__REQUEST__. Reproduce all the entries exactly.

__MATERIAL PROVIDED__.
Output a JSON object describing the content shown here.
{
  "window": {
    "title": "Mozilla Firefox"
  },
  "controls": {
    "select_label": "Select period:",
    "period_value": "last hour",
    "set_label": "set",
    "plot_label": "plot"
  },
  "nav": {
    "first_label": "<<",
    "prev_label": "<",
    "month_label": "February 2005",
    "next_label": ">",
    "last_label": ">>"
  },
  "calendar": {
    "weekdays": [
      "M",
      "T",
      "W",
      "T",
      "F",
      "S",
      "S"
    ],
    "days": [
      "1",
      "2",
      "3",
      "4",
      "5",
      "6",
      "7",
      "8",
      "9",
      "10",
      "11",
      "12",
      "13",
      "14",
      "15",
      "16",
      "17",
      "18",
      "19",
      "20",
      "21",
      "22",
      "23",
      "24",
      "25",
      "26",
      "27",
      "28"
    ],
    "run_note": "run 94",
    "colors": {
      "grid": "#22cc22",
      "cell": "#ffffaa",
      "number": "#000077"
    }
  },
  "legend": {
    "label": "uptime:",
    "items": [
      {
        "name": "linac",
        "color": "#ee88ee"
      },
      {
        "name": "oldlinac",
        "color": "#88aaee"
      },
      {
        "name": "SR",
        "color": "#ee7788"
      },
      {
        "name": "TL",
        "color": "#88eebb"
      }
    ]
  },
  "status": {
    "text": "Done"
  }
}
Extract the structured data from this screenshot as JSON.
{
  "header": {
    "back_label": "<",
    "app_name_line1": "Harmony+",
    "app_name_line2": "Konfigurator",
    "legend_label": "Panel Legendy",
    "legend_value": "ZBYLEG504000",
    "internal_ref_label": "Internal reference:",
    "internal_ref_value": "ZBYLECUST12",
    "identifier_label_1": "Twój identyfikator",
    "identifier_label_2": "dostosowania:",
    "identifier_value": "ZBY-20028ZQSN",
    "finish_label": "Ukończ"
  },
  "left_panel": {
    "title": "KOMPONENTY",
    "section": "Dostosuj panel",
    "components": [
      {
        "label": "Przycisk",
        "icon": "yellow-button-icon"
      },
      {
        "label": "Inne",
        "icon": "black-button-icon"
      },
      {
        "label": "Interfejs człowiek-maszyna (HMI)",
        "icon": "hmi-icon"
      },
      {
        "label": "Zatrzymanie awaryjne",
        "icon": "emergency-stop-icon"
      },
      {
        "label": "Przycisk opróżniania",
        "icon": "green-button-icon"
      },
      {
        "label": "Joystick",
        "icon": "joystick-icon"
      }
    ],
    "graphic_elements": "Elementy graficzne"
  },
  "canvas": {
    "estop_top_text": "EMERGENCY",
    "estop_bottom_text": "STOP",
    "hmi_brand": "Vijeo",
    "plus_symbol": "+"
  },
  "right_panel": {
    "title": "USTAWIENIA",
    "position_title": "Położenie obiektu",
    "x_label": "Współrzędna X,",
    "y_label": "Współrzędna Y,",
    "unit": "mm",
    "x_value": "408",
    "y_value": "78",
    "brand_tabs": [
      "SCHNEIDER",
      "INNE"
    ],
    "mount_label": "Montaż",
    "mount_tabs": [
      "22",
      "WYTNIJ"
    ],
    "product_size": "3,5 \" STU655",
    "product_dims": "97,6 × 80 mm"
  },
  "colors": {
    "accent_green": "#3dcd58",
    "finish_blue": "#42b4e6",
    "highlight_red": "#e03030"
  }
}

__RESPONSE TO THE EXERCISE__.
Output a JSON object describing the content shown here.
{
  "window": {
    "title": "Mozilla Firefox"
  },
  "controls": {
    "select_label": "Select period:",
    "period_value": "last hour",
    "set_label": "set",
    "plot_label": "plot"
  },
  "nav": {
    "first_label": "<<",
    "prev_label": "<",
    "month_label": "February 2005",
    "next_label": ">",
    "last_label": ">>"
  },
  "calendar": {
    "weekdays": [
      "M",
      "T",
      "W",
      "T",
      "F",
      "S",
      "S"
    ],
    "days": [
      "1",
      "2",
      "3",
      "4",
      "5",
      "6",
      "7",
      "8",
      "9",
      "10",
      "11",
      "12",
      "13",
      "14",
      "15",
      "16",
      "17",
      "18",
      "19",
      "20",
      "21",
      "22",
      "23",
      "24",
      "25",
      "26",
      "27",
      "28"
    ],
    "run_note": "run 94",
    "colors": {
      "grid": "#22cc22",
      "cell": "#ffffaa",
      "number": "#000077"
    }
  },
  "legend": {
    "label": "uptime:",
    "items": [
      {
        "name": "linac",
        "color": "#ee88ee"
      },
      {
        "name": "oldlinac",
        "color": "#88aaee"
      },
      {
        "name": "SR",
        "color": "#ee7788"
      },
      {
        "name": "TL",
        "color": "#88eebb"
      }
    ]
  },
  "status": {
    "text": "Done"
  }
}
Extract the structured data from this screenshot as JSON.
{
  "header": {
    "back_label": "<",
    "app_name_line1": "Harmony+",
    "app_name_line2": "Konfigurator",
    "legend_label": "Panel Legendy",
    "legend_value": "ZBYLEG504000",
    "internal_ref_label": "Internal reference:",
    "internal_ref_value": "ZBYLECUST12",
    "identifier_label_1": "Twój identyfikator",
    "identifier_label_2": "dostosowania:",
    "identifier_value": "ZBY-20028ZQSN",
    "finish_label": "Ukończ"
  },
  "left_panel": {
    "title": "KOMPONENTY",
    "section": "Dostosuj panel",
    "components": [
      {
        "label": "Przycisk",
        "icon": "yellow-button-icon"
      },
      {
        "label": "Inne",
        "icon": "black-button-icon"
      },
      {
        "label": "Interfejs człowiek-maszyna (HMI)",
        "icon": "hmi-icon"
      },
      {
        "label": "Zatrzymanie awaryjne",
        "icon": "emergency-stop-icon"
      },
      {
        "label": "Przycisk opróżniania",
        "icon": "green-button-icon"
      },
      {
        "label": "Joystick",
        "icon": "joystick-icon"
      }
    ],
    "graphic_elements": "Elementy graficzne"
  },
  "canvas": {
    "estop_top_text": "EMERGENCY",
    "estop_bottom_text": "STOP",
    "hmi_brand": "Vijeo",
    "plus_symbol": "+"
  },
  "right_panel": {
    "title": "USTAWIENIA",
    "position_title": "Położenie obiektu",
    "x_label": "Współrzędna X,",
    "y_label": "Współrzędna Y,",
    "unit": "mm",
    "x_value": "408",
    "y_value": "78",
    "brand_tabs": [
      "SCHNEIDER",
      "INNE"
    ],
    "mount_label": "Montaż",
    "mount_tabs": [
      "22",
      "WYTNIJ"
    ],
    "product_size": "3,5 \" STU655",
    "product_dims": "97,6 × 80 mm"
  },
  "colors": {
    "accent_green": "#3dcd58",
    "finish_blue": "#42b4e6",
    "highlight_red": "#e03030"
  }
}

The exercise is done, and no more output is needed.